— begin Information given —

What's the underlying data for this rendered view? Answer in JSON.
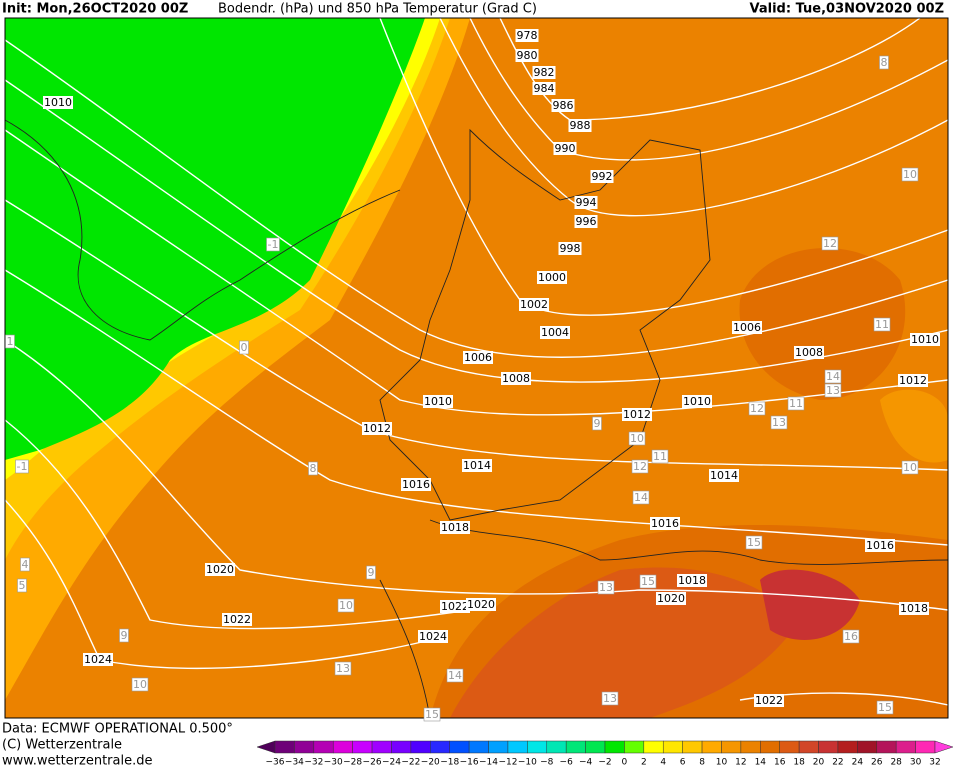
{
  "header": {
    "init": "Init: Mon,26OCT2020 00Z",
    "title": "Bodendr. (hPa) und 850 hPa Temperatur (Grad C)",
    "valid": "Valid: Tue,03NOV2020 00Z"
  },
  "pressure_labels": [
    "978",
    "980",
    "982",
    "984",
    "986",
    "988",
    "990",
    "992",
    "994",
    "996",
    "998",
    "1000",
    "1002",
    "1004",
    "1006",
    "1008",
    "1010",
    "1012",
    "1014",
    "1016",
    "1018",
    "1020",
    "1022",
    "1024",
    "1022",
    "1020",
    "1024",
    "1010",
    "1006",
    "1008",
    "1010",
    "1012",
    "1010",
    "1012",
    "1014",
    "1016",
    "1018",
    "1020",
    "1016",
    "1018",
    "1022"
  ],
  "temperature_labels": [
    "-1",
    "0",
    "-1",
    "1",
    "8",
    "9",
    "10",
    "9",
    "13",
    "14",
    "15",
    "13",
    "10",
    "5",
    "4",
    "9",
    "10",
    "11",
    "12",
    "14",
    "15",
    "15",
    "13",
    "12",
    "11",
    "13",
    "12",
    "11",
    "14",
    "13",
    "10",
    "10",
    "8",
    "16",
    "15"
  ],
  "footer": {
    "data": "Data: ECMWF OPERATIONAL 0.500°",
    "copyright": "(C) Wetterzentrale",
    "url": "www.wetterzentrale.de"
  },
  "scale": {
    "labels": [
      "−36",
      "−34",
      "−32",
      "−30",
      "−28",
      "−26",
      "−24",
      "−22",
      "−20",
      "−18",
      "−16",
      "−14",
      "−12",
      "−10",
      "−8",
      "−6",
      "−4",
      "−2",
      "0",
      "2",
      "4",
      "6",
      "8",
      "10",
      "12",
      "14",
      "16",
      "18",
      "20",
      "22",
      "24",
      "26",
      "28",
      "30",
      "32"
    ],
    "colors": [
      "#50005a",
      "#6e0078",
      "#900096",
      "#b400b4",
      "#dc00dc",
      "#c800ff",
      "#a000ff",
      "#7800ff",
      "#5000ff",
      "#2828ff",
      "#0050ff",
      "#0078ff",
      "#00a0ff",
      "#00c8ff",
      "#00e6e6",
      "#00e6b4",
      "#00e678",
      "#00e650",
      "#00e600",
      "#64ff00",
      "#ffff00",
      "#ffe600",
      "#ffc800",
      "#ffaa00",
      "#f59600",
      "#eb8200",
      "#e16e00",
      "#dc5a14",
      "#d24628",
      "#c83232",
      "#b41e1e",
      "#a01428",
      "#b4145a",
      "#dc1e8c",
      "#ff28b4",
      "#ff3cdc"
    ]
  }
}
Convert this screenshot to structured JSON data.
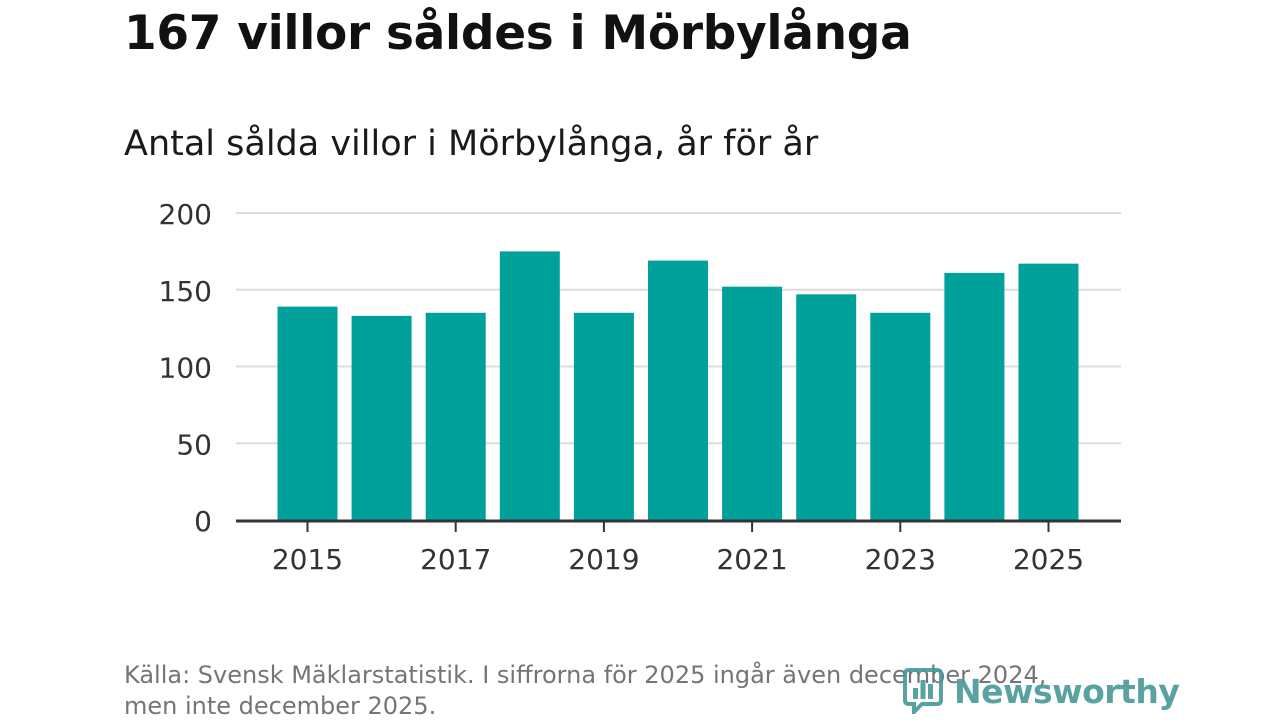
{
  "headline": "167 villor såldes i Mörbylånga",
  "chart_data": {
    "type": "bar",
    "title": "Antal sålda villor i Mörbylånga, år för år",
    "xlabel": "",
    "ylabel": "",
    "categories": [
      "2015",
      "2016",
      "2017",
      "2018",
      "2019",
      "2020",
      "2021",
      "2022",
      "2023",
      "2024",
      "2025"
    ],
    "values": [
      139,
      133,
      135,
      175,
      135,
      169,
      152,
      147,
      135,
      161,
      167
    ],
    "x_tick_labels": [
      "2015",
      "2017",
      "2019",
      "2021",
      "2023",
      "2025"
    ],
    "y_ticks": [
      0,
      50,
      100,
      150,
      200
    ],
    "ylim": [
      0,
      200
    ],
    "grid": true,
    "bar_color": "#00a19a"
  },
  "source": {
    "line1": "Källa: Svensk Mäklarstatistik. I siffrorna för 2025 ingår även december 2024,",
    "line2": "men inte december 2025."
  },
  "logo": {
    "text": "Newsworthy",
    "icon": "bar-chart-logo-icon",
    "color": "#4a9b9a"
  },
  "colors": {
    "grid": "#dddddd",
    "axis": "#333333",
    "tick_text": "#333333"
  }
}
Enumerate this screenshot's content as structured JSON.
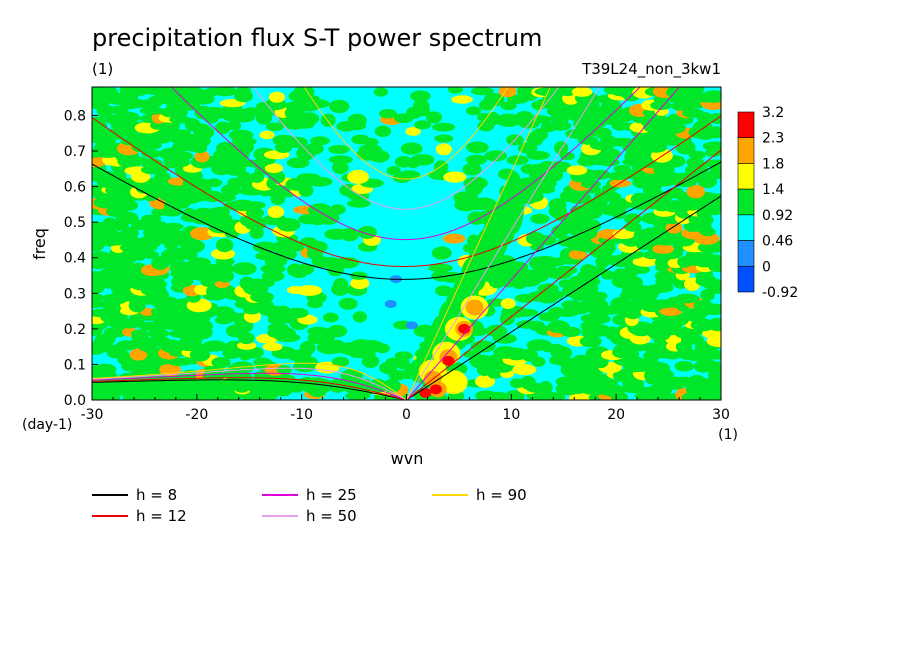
{
  "chart_data": {
    "type": "heatmap",
    "title": "precipitation flux S-T power spectrum",
    "subtitle_left": "(1)",
    "subtitle_right": "T39L24_non_3kw1",
    "xlabel": "wvn",
    "ylabel": "freq",
    "x_unit": "(1)",
    "y_unit": "(day-1)",
    "xlim": [
      -30,
      30
    ],
    "ylim": [
      0,
      0.88
    ],
    "xticks": [
      -30,
      -20,
      -10,
      0,
      10,
      20,
      30
    ],
    "xtick_labels": [
      "-30",
      "-20",
      "-10",
      "0",
      "10",
      "20",
      "30"
    ],
    "yticks": [
      0.0,
      0.1,
      0.2,
      0.3,
      0.4,
      0.5,
      0.6,
      0.7,
      0.8
    ],
    "ytick_labels": [
      "0.0",
      "0.1",
      "0.2",
      "0.3",
      "0.4",
      "0.5",
      "0.6",
      "0.7",
      "0.8"
    ],
    "colorbar": {
      "labels": [
        "3.2",
        "2.3",
        "1.8",
        "1.4",
        "0.92",
        "0.46",
        "0",
        "-0.92"
      ],
      "colors": [
        "#ff0000",
        "#ffa500",
        "#ffff00",
        "#00e628",
        "#00ffff",
        "#1e90ff",
        "#0050ff"
      ]
    },
    "field_colors": {
      "background": "#00ffff",
      "level1": "#00e628",
      "level2": "#ffff00",
      "level3": "#ffa500",
      "level4": "#ff0000",
      "low": "#1e90ff"
    },
    "dispersion_curves": {
      "legend": [
        {
          "label": "h =  8",
          "h": 8,
          "color": "#000000"
        },
        {
          "label": "h = 12",
          "h": 12,
          "color": "#ee0000"
        },
        {
          "label": "h = 25",
          "h": 25,
          "color": "#dd00dd"
        },
        {
          "label": "h = 50",
          "h": 50,
          "color": "#e8a0e8"
        },
        {
          "label": "h = 90",
          "h": 90,
          "color": "#ffd700"
        }
      ],
      "families": [
        "kelvin",
        "mixed-rossby-gravity",
        "inertio-gravity",
        "rossby"
      ]
    }
  }
}
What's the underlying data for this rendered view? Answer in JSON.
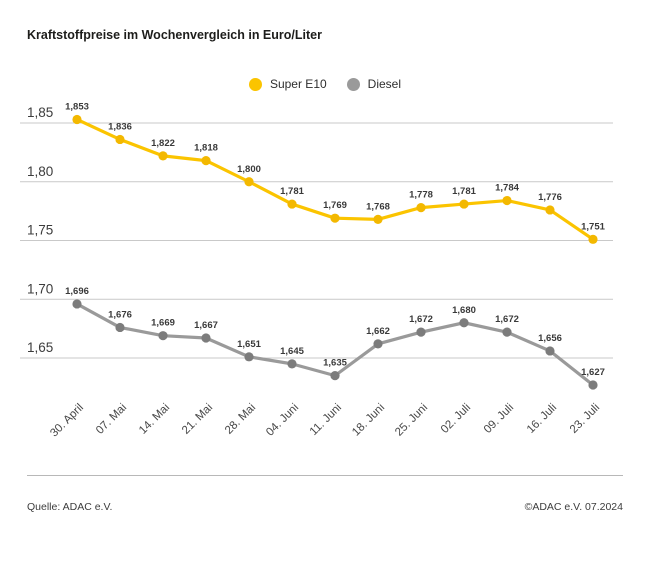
{
  "title": "Kraftstoffpreise im Wochenvergleich in Euro/Liter",
  "footer": {
    "source": "Quelle: ADAC e.V.",
    "copyright": "©ADAC e.V. 07.2024"
  },
  "chart_data": {
    "type": "line",
    "title": "Kraftstoffpreise im Wochenvergleich in Euro/Liter",
    "xlabel": "",
    "ylabel": "Euro/Liter",
    "categories": [
      "30. April",
      "07. Mai",
      "14. Mai",
      "21. Mai",
      "28. Mai",
      "04. Juni",
      "11. Juni",
      "18. Juni",
      "25. Juni",
      "02. Juli",
      "09. Juli",
      "16. Juli",
      "23. Juli"
    ],
    "series": [
      {
        "name": "Super E10",
        "color": "#FBC400",
        "dot_color": "#F3B800",
        "values": [
          1.853,
          1.836,
          1.822,
          1.818,
          1.8,
          1.781,
          1.769,
          1.768,
          1.778,
          1.781,
          1.784,
          1.776,
          1.751
        ]
      },
      {
        "name": "Diesel",
        "color": "#9A9A9A",
        "dot_color": "#7C7C7C",
        "values": [
          1.696,
          1.676,
          1.669,
          1.667,
          1.651,
          1.645,
          1.635,
          1.662,
          1.672,
          1.68,
          1.672,
          1.656,
          1.627
        ]
      }
    ],
    "yticks": [
      1.85,
      1.8,
      1.75,
      1.7,
      1.65
    ],
    "ylim": [
      1.615,
      1.87
    ],
    "grid": true,
    "legend_position": "top-center",
    "value_labels_shown": true,
    "decimal_separator": ",",
    "colors": {
      "grid_line": "#c9c9c9",
      "tick_label": "#3c3c3c",
      "value_label": "#3a3a3a",
      "x_label": "#474747"
    }
  }
}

— end Information given —

__Instruction__.
Copy the entries above faithfully and omit every image.

__Written response__.
What's the underlying data for this rendered view? Answer in JSON.
{
  "header": {
    "init": "Init: Mon,26OCT2020 00Z",
    "title": "Bodendr. (hPa) und 850 hPa Temperatur (Grad C)",
    "valid": "Valid: Tue,03NOV2020 00Z"
  },
  "pressure_labels": [
    "978",
    "980",
    "982",
    "984",
    "986",
    "988",
    "990",
    "992",
    "994",
    "996",
    "998",
    "1000",
    "1002",
    "1004",
    "1006",
    "1008",
    "1010",
    "1012",
    "1014",
    "1016",
    "1018",
    "1020",
    "1022",
    "1024",
    "1022",
    "1020",
    "1024",
    "1010",
    "1006",
    "1008",
    "1010",
    "1012",
    "1010",
    "1012",
    "1014",
    "1016",
    "1018",
    "1020",
    "1016",
    "1018",
    "1022"
  ],
  "temperature_labels": [
    "-1",
    "0",
    "-1",
    "1",
    "8",
    "9",
    "10",
    "9",
    "13",
    "14",
    "15",
    "13",
    "10",
    "5",
    "4",
    "9",
    "10",
    "11",
    "12",
    "14",
    "15",
    "15",
    "13",
    "12",
    "11",
    "13",
    "12",
    "11",
    "14",
    "13",
    "10",
    "10",
    "8",
    "16",
    "15"
  ],
  "footer": {
    "data": "Data: ECMWF OPERATIONAL 0.500°",
    "copyright": "(C) Wetterzentrale",
    "url": "www.wetterzentrale.de"
  },
  "scale": {
    "labels": [
      "−36",
      "−34",
      "−32",
      "−30",
      "−28",
      "−26",
      "−24",
      "−22",
      "−20",
      "−18",
      "−16",
      "−14",
      "−12",
      "−10",
      "−8",
      "−6",
      "−4",
      "−2",
      "0",
      "2",
      "4",
      "6",
      "8",
      "10",
      "12",
      "14",
      "16",
      "18",
      "20",
      "22",
      "24",
      "26",
      "28",
      "30",
      "32"
    ],
    "colors": [
      "#50005a",
      "#6e0078",
      "#900096",
      "#b400b4",
      "#dc00dc",
      "#c800ff",
      "#a000ff",
      "#7800ff",
      "#5000ff",
      "#2828ff",
      "#0050ff",
      "#0078ff",
      "#00a0ff",
      "#00c8ff",
      "#00e6e6",
      "#00e6b4",
      "#00e678",
      "#00e650",
      "#00e600",
      "#64ff00",
      "#ffff00",
      "#ffe600",
      "#ffc800",
      "#ffaa00",
      "#f59600",
      "#eb8200",
      "#e16e00",
      "#dc5a14",
      "#d24628",
      "#c83232",
      "#b41e1e",
      "#a01428",
      "#b4145a",
      "#dc1e8c",
      "#ff28b4",
      "#ff3cdc"
    ]
  }
}
Convert this screenshot to structured JSON data.
{
  "headline": "167 villor såldes i Mörbylånga",
  "chart_data": {
    "type": "bar",
    "title": "Antal sålda villor i Mörbylånga, år för år",
    "xlabel": "",
    "ylabel": "",
    "categories": [
      "2015",
      "2016",
      "2017",
      "2018",
      "2019",
      "2020",
      "2021",
      "2022",
      "2023",
      "2024",
      "2025"
    ],
    "values": [
      139,
      133,
      135,
      175,
      135,
      169,
      152,
      147,
      135,
      161,
      167
    ],
    "x_tick_labels": [
      "2015",
      "2017",
      "2019",
      "2021",
      "2023",
      "2025"
    ],
    "y_ticks": [
      0,
      50,
      100,
      150,
      200
    ],
    "ylim": [
      0,
      200
    ],
    "grid": true,
    "bar_color": "#00a19a"
  },
  "source": {
    "line1": "Källa: Svensk Mäklarstatistik. I siffrorna för 2025 ingår även december 2024,",
    "line2": "men inte december 2025."
  },
  "logo": {
    "text": "Newsworthy",
    "icon": "bar-chart-logo-icon",
    "color": "#4a9b9a"
  },
  "colors": {
    "grid": "#dddddd",
    "axis": "#333333",
    "tick_text": "#333333"
  }
}
Enumerate this screenshot's content as structured JSON.
{
  "chart_data": {
    "type": "heatmap",
    "title": "precipitation flux S-T power spectrum",
    "subtitle_left": "(1)",
    "subtitle_right": "T39L24_non_3kw1",
    "xlabel": "wvn",
    "ylabel": "freq",
    "x_unit": "(1)",
    "y_unit": "(day-1)",
    "xlim": [
      -30,
      30
    ],
    "ylim": [
      0,
      0.88
    ],
    "xticks": [
      -30,
      -20,
      -10,
      0,
      10,
      20,
      30
    ],
    "xtick_labels": [
      "-30",
      "-20",
      "-10",
      "0",
      "10",
      "20",
      "30"
    ],
    "yticks": [
      0.0,
      0.1,
      0.2,
      0.3,
      0.4,
      0.5,
      0.6,
      0.7,
      0.8
    ],
    "ytick_labels": [
      "0.0",
      "0.1",
      "0.2",
      "0.3",
      "0.4",
      "0.5",
      "0.6",
      "0.7",
      "0.8"
    ],
    "colorbar": {
      "labels": [
        "3.2",
        "2.3",
        "1.8",
        "1.4",
        "0.92",
        "0.46",
        "0",
        "-0.92"
      ],
      "colors": [
        "#ff0000",
        "#ffa500",
        "#ffff00",
        "#00e628",
        "#00ffff",
        "#1e90ff",
        "#0050ff"
      ]
    },
    "field_colors": {
      "background": "#00ffff",
      "level1": "#00e628",
      "level2": "#ffff00",
      "level3": "#ffa500",
      "level4": "#ff0000",
      "low": "#1e90ff"
    },
    "dispersion_curves": {
      "legend": [
        {
          "label": "h =  8",
          "h": 8,
          "color": "#000000"
        },
        {
          "label": "h = 12",
          "h": 12,
          "color": "#ee0000"
        },
        {
          "label": "h = 25",
          "h": 25,
          "color": "#dd00dd"
        },
        {
          "label": "h = 50",
          "h": 50,
          "color": "#e8a0e8"
        },
        {
          "label": "h = 90",
          "h": 90,
          "color": "#ffd700"
        }
      ],
      "families": [
        "kelvin",
        "mixed-rossby-gravity",
        "inertio-gravity",
        "rossby"
      ]
    }
  }
}
What's the underlying data for this rendered view? Answer in JSON.
{
  "title": "Kraftstoffpreise im Wochenvergleich in Euro/Liter",
  "footer": {
    "source": "Quelle: ADAC e.V.",
    "copyright": "©ADAC e.V. 07.2024"
  },
  "chart_data": {
    "type": "line",
    "title": "Kraftstoffpreise im Wochenvergleich in Euro/Liter",
    "xlabel": "",
    "ylabel": "Euro/Liter",
    "categories": [
      "30. April",
      "07. Mai",
      "14. Mai",
      "21. Mai",
      "28. Mai",
      "04. Juni",
      "11. Juni",
      "18. Juni",
      "25. Juni",
      "02. Juli",
      "09. Juli",
      "16. Juli",
      "23. Juli"
    ],
    "series": [
      {
        "name": "Super E10",
        "color": "#FBC400",
        "dot_color": "#F3B800",
        "values": [
          1.853,
          1.836,
          1.822,
          1.818,
          1.8,
          1.781,
          1.769,
          1.768,
          1.778,
          1.781,
          1.784,
          1.776,
          1.751
        ]
      },
      {
        "name": "Diesel",
        "color": "#9A9A9A",
        "dot_color": "#7C7C7C",
        "values": [
          1.696,
          1.676,
          1.669,
          1.667,
          1.651,
          1.645,
          1.635,
          1.662,
          1.672,
          1.68,
          1.672,
          1.656,
          1.627
        ]
      }
    ],
    "yticks": [
      1.85,
      1.8,
      1.75,
      1.7,
      1.65
    ],
    "ylim": [
      1.615,
      1.87
    ],
    "grid": true,
    "legend_position": "top-center",
    "value_labels_shown": true,
    "decimal_separator": ",",
    "colors": {
      "grid_line": "#c9c9c9",
      "tick_label": "#3c3c3c",
      "value_label": "#3a3a3a",
      "x_label": "#474747"
    }
  }
}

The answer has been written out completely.